Source data
==============================
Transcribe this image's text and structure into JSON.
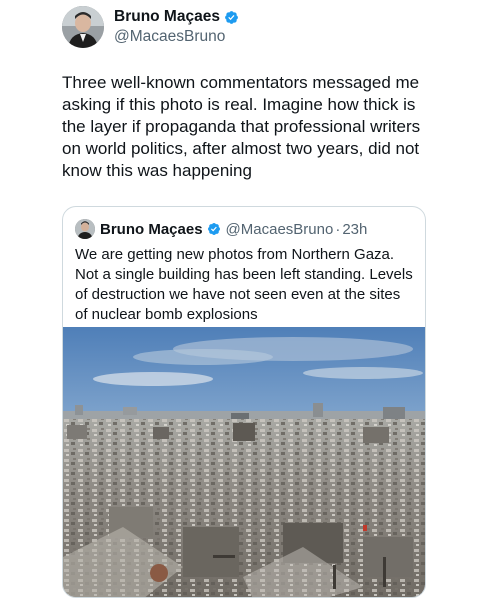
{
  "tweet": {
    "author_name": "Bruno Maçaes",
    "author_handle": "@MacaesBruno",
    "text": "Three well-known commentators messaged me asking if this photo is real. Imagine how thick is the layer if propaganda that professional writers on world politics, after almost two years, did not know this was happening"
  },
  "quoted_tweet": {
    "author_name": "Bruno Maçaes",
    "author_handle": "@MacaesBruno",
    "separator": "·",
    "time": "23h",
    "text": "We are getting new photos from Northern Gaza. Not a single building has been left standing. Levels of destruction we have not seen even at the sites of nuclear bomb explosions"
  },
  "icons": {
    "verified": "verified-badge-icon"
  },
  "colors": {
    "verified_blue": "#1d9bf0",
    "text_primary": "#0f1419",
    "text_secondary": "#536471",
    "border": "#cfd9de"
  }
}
==============================
Return all of the entries word for word, but omit the pictures.

Full output
Transcribe this image's text and structure into JSON.
{
  "tweet": {
    "author_name": "Bruno Maçaes",
    "author_handle": "@MacaesBruno",
    "text": "Three well-known commentators messaged me asking if this photo is real. Imagine how thick is the layer if propaganda that professional writers on world politics, after almost two years, did not know this was happening"
  },
  "quoted_tweet": {
    "author_name": "Bruno Maçaes",
    "author_handle": "@MacaesBruno",
    "separator": "·",
    "time": "23h",
    "text": "We are getting new photos from Northern Gaza. Not a single building has been left standing. Levels of destruction we have not seen even at the sites of nuclear bomb explosions"
  },
  "icons": {
    "verified": "verified-badge-icon"
  },
  "colors": {
    "verified_blue": "#1d9bf0",
    "text_primary": "#0f1419",
    "text_secondary": "#536471",
    "border": "#cfd9de"
  }
}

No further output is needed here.